CONSEGNA: Trascrivi per intero, senza alcuna modifica, l'articolo sulle api delle colline di Tropea.

ESTRATTO DEL TESTO:
Calabria, le api di Francesca sulle colline di Tropea
Nell’apicoltura di Francesca Rombolà le api vivono felici e svolgono la loro funzione fondamentale per il pianeta
- Come è nata la storia delle api di contrada spaccio?
- Un amore che dura da generazioni
- Il miele, il polline e il progetto dell'apiario olistico
Ci sono le nutrici, le guerriere, le becchine, le spazzine e le operaie. Un ecosistema che funziona alla perfezione, declinato esclusivamente al femminile (e forse le due cose sono direttamente proporzionali). È un caldo pomeriggio di maggio quando scopro il mondo che si nasconde in un’arnia e ne rimango sbalordita.
Penso che il matriarcato, di cui parlava Bachofen, esiste ed è rappresentato dalle comunità costruite dalle api. A illuminarmi è Francesca Rombolà (no, non ci sono vincoli parentali), una giovane apicoltrice di Brattirò, il minuscolo borgo sulle colline di Tropea, dove sono vissuta fino a 18 anni.
Come è nata la storia delle api di Contrada Spaccio?
“Mi occupo di api da quattro anni, nonostante sia allergica. Da quando ho imparato a conoscerle, ne sono rimasta affascinata e non ho potuto più farne a meno. Entro nell’apiario con il cortisone perché non riesco a starne lontana”, confessa l’allevatrice di api al nostro incontro. La sua passione per questi insettii è recente, ma ha origini molto lontane che risalgono a 75 anni fa. Sono da rintracciare nella famiglia di suo marito Girolamo, il cui padre per anni è stato il primo e unico apicoltore del paese.
La storia delle api di Contrada Spaccio inizia per caso: per una curiosità che crea meraviglia e permette di andare oltre il familiare per guardare le cose diversamente. Con stupore, appunto.

(Record di impaginazione)
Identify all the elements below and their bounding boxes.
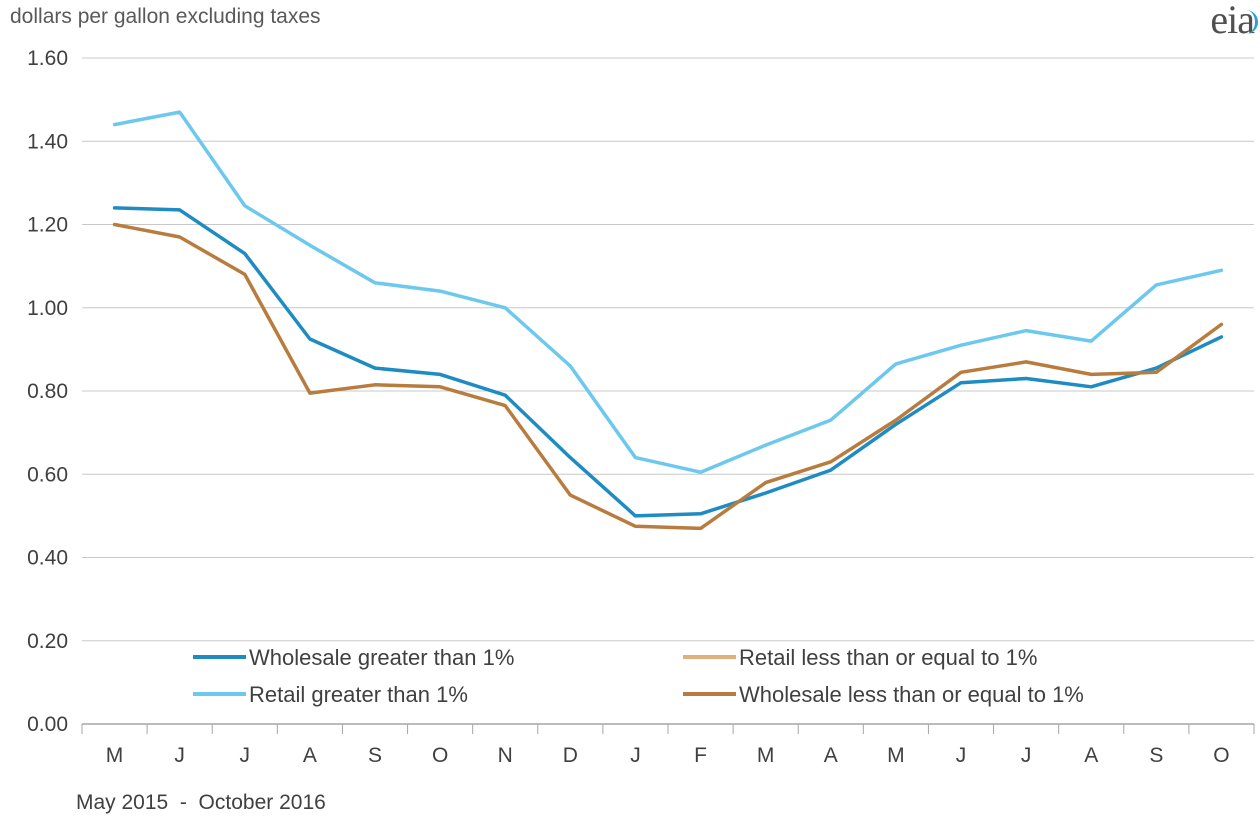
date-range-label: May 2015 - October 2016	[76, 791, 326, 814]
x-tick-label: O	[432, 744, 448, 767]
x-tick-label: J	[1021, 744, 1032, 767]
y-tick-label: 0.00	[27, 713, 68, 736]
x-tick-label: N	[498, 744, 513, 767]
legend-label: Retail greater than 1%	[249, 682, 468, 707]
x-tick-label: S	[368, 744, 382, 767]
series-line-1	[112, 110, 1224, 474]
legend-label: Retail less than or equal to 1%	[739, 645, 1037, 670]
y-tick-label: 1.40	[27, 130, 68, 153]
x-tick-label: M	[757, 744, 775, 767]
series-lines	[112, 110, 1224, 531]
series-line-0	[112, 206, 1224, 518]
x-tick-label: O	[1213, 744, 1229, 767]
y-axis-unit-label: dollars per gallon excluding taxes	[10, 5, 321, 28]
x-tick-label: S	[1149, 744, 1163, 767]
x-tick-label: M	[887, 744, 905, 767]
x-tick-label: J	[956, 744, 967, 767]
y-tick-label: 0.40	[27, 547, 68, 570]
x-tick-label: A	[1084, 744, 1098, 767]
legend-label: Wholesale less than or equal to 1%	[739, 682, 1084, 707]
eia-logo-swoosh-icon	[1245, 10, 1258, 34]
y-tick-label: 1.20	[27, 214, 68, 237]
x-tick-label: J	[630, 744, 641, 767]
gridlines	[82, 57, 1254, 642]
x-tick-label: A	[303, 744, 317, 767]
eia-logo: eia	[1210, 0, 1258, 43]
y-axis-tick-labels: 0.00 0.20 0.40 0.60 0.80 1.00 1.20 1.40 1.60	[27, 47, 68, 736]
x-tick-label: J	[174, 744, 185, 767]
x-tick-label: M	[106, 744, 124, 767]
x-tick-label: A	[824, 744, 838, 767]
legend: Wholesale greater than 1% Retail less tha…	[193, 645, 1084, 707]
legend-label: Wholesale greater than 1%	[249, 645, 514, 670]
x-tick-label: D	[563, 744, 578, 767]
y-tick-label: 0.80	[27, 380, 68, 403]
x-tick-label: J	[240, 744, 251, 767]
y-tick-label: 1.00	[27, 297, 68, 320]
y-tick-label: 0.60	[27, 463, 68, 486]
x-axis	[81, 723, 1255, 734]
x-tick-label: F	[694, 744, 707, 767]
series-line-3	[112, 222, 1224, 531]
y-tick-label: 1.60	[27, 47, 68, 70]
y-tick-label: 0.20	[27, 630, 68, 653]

SOLUZIONE DELL'ESERCIZIO:
Calabria, le api di Francesca sulle colline di Tropea
Nell’apicoltura di Francesca Rombolà le api vivono felici e svolgono la loro funzione fondamentale per il pianeta
- Come è nata la storia delle api di contrada spaccio?
- Un amore che dura da generazioni
- Il miele, il polline e il progetto dell'apiario olistico
Ci sono le nutrici, le guerriere, le becchine, le spazzine e le operaie. Un ecosistema che funziona alla perfezione, declinato esclusivamente al femminile (e forse le due cose sono direttamente proporzionali). È un caldo pomeriggio di maggio quando scopro il mondo che si nasconde in un’arnia e ne rimango sbalordita.
Penso che il matriarcato, di cui parlava Bachofen, esiste ed è rappresentato dalle comunità costruite dalle api. A illuminarmi è Francesca Rombolà (no, non ci sono vincoli parentali), una giovane apicoltrice di Brattirò, il minuscolo borgo sulle colline di Tropea, dove sono vissuta fino a 18 anni.
Come è nata la storia delle api di Contrada Spaccio?
“Mi occupo di api da quattro anni, nonostante sia allergica. Da quando ho imparato a conoscerle, ne sono rimasta affascinata e non ho potuto più farne a meno. Entro nell’apiario con il cortisone perché non riesco a starne lontana”, confessa l’allevatrice di api al nostro incontro. La sua passione per questi insettii è recente, ma ha origini molto lontane che risalgono a 75 anni fa. Sono da rintracciare nella famiglia di suo marito Girolamo, il cui padre per anni è stato il primo e unico apicoltore del paese.
La storia delle api di Contrada Spaccio inizia per caso: per una curiosità che crea meraviglia e permette di andare oltre il familiare per guardare le cose diversamente. Con stupore, appunto.